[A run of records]
• • • • •
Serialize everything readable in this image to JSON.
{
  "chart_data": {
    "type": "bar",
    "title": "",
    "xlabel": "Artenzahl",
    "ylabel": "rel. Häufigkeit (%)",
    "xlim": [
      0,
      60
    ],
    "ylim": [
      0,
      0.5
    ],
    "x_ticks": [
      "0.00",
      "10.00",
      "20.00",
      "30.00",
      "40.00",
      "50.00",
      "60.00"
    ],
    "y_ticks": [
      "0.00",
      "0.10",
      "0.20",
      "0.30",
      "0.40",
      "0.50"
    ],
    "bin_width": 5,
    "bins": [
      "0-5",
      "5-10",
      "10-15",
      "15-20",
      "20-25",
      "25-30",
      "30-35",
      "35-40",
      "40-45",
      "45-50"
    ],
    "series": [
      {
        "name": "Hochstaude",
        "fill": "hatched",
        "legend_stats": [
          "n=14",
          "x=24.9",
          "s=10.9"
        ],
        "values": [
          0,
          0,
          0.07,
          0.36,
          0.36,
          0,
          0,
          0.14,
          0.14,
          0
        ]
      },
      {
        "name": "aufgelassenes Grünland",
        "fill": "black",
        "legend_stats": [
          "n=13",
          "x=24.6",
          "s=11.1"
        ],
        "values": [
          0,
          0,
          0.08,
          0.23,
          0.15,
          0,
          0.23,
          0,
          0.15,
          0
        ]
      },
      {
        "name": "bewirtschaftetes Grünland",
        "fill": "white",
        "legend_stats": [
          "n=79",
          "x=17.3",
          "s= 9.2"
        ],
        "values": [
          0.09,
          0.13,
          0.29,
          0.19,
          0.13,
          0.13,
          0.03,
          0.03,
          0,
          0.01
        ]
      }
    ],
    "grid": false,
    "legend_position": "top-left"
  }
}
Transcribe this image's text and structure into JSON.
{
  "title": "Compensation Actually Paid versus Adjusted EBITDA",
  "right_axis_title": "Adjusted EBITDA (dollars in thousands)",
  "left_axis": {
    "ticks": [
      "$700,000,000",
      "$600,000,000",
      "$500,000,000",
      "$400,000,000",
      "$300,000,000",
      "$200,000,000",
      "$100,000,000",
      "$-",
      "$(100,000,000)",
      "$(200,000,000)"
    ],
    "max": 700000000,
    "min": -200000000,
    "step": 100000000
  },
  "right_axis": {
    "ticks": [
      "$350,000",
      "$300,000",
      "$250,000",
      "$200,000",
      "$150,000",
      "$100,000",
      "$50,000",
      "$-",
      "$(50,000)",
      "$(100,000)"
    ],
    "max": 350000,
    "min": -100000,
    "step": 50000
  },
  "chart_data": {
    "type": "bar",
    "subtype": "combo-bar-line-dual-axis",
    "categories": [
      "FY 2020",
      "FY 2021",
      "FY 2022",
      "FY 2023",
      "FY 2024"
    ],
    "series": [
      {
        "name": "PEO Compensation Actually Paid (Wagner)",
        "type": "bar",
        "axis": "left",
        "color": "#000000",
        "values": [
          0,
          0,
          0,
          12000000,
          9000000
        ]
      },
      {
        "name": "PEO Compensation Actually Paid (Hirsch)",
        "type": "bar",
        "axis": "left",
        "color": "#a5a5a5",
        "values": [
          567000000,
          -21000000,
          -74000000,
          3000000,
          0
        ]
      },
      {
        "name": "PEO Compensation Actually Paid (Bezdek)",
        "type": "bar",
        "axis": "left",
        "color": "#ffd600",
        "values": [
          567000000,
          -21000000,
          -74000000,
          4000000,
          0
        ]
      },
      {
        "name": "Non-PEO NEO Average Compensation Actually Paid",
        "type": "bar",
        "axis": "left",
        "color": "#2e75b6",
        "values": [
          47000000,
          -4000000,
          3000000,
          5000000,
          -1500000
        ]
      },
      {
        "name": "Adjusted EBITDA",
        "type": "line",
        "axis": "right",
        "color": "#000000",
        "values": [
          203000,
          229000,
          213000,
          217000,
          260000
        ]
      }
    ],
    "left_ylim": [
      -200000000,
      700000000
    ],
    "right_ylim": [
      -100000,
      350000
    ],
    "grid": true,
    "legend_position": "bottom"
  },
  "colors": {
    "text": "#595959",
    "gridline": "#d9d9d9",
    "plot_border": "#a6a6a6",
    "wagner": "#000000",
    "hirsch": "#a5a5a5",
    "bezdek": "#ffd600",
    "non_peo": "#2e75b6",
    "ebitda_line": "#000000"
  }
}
• • • • •
→ **REQUIREMENTS**: Repeat the material in full, exactly as it stands.

→ **SOLUTION TO THIS TASK**:
Serialize everything readable in this image to JSON.
{
  "chart_data": {
    "type": "bar",
    "title": "",
    "xlabel": "Artenzahl",
    "ylabel": "rel. Häufigkeit (%)",
    "xlim": [
      0,
      60
    ],
    "ylim": [
      0,
      0.5
    ],
    "x_ticks": [
      "0.00",
      "10.00",
      "20.00",
      "30.00",
      "40.00",
      "50.00",
      "60.00"
    ],
    "y_ticks": [
      "0.00",
      "0.10",
      "0.20",
      "0.30",
      "0.40",
      "0.50"
    ],
    "bin_width": 5,
    "bins": [
      "0-5",
      "5-10",
      "10-15",
      "15-20",
      "20-25",
      "25-30",
      "30-35",
      "35-40",
      "40-45",
      "45-50"
    ],
    "series": [
      {
        "name": "Hochstaude",
        "fill": "hatched",
        "legend_stats": [
          "n=14",
          "x=24.9",
          "s=10.9"
        ],
        "values": [
          0,
          0,
          0.07,
          0.36,
          0.36,
          0,
          0,
          0.14,
          0.14,
          0
        ]
      },
      {
        "name": "aufgelassenes Grünland",
        "fill": "black",
        "legend_stats": [
          "n=13",
          "x=24.6",
          "s=11.1"
        ],
        "values": [
          0,
          0,
          0.08,
          0.23,
          0.15,
          0,
          0.23,
          0,
          0.15,
          0
        ]
      },
      {
        "name": "bewirtschaftetes Grünland",
        "fill": "white",
        "legend_stats": [
          "n=79",
          "x=17.3",
          "s= 9.2"
        ],
        "values": [
          0.09,
          0.13,
          0.29,
          0.19,
          0.13,
          0.13,
          0.03,
          0.03,
          0,
          0.01
        ]
      }
    ],
    "grid": false,
    "legend_position": "top-left"
  }
}
Transcribe this image's text and structure into JSON.
{
  "title": "Compensation Actually Paid versus Adjusted EBITDA",
  "right_axis_title": "Adjusted EBITDA (dollars in thousands)",
  "left_axis": {
    "ticks": [
      "$700,000,000",
      "$600,000,000",
      "$500,000,000",
      "$400,000,000",
      "$300,000,000",
      "$200,000,000",
      "$100,000,000",
      "$-",
      "$(100,000,000)",
      "$(200,000,000)"
    ],
    "max": 700000000,
    "min": -200000000,
    "step": 100000000
  },
  "right_axis": {
    "ticks": [
      "$350,000",
      "$300,000",
      "$250,000",
      "$200,000",
      "$150,000",
      "$100,000",
      "$50,000",
      "$-",
      "$(50,000)",
      "$(100,000)"
    ],
    "max": 350000,
    "min": -100000,
    "step": 50000
  },
  "chart_data": {
    "type": "bar",
    "subtype": "combo-bar-line-dual-axis",
    "categories": [
      "FY 2020",
      "FY 2021",
      "FY 2022",
      "FY 2023",
      "FY 2024"
    ],
    "series": [
      {
        "name": "PEO Compensation Actually Paid (Wagner)",
        "type": "bar",
        "axis": "left",
        "color": "#000000",
        "values": [
          0,
          0,
          0,
          12000000,
          9000000
        ]
      },
      {
        "name": "PEO Compensation Actually Paid (Hirsch)",
        "type": "bar",
        "axis": "left",
        "color": "#a5a5a5",
        "values": [
          567000000,
          -21000000,
          -74000000,
          3000000,
          0
        ]
      },
      {
        "name": "PEO Compensation Actually Paid (Bezdek)",
        "type": "bar",
        "axis": "left",
        "color": "#ffd600",
        "values": [
          567000000,
          -21000000,
          -74000000,
          4000000,
          0
        ]
      },
      {
        "name": "Non-PEO NEO Average Compensation Actually Paid",
        "type": "bar",
        "axis": "left",
        "color": "#2e75b6",
        "values": [
          47000000,
          -4000000,
          3000000,
          5000000,
          -1500000
        ]
      },
      {
        "name": "Adjusted EBITDA",
        "type": "line",
        "axis": "right",
        "color": "#000000",
        "values": [
          203000,
          229000,
          213000,
          217000,
          260000
        ]
      }
    ],
    "left_ylim": [
      -200000000,
      700000000
    ],
    "right_ylim": [
      -100000,
      350000
    ],
    "grid": true,
    "legend_position": "bottom"
  },
  "colors": {
    "text": "#595959",
    "gridline": "#d9d9d9",
    "plot_border": "#a6a6a6",
    "wagner": "#000000",
    "hirsch": "#a5a5a5",
    "bezdek": "#ffd600",
    "non_peo": "#2e75b6",
    "ebitda_line": "#000000"
  }
}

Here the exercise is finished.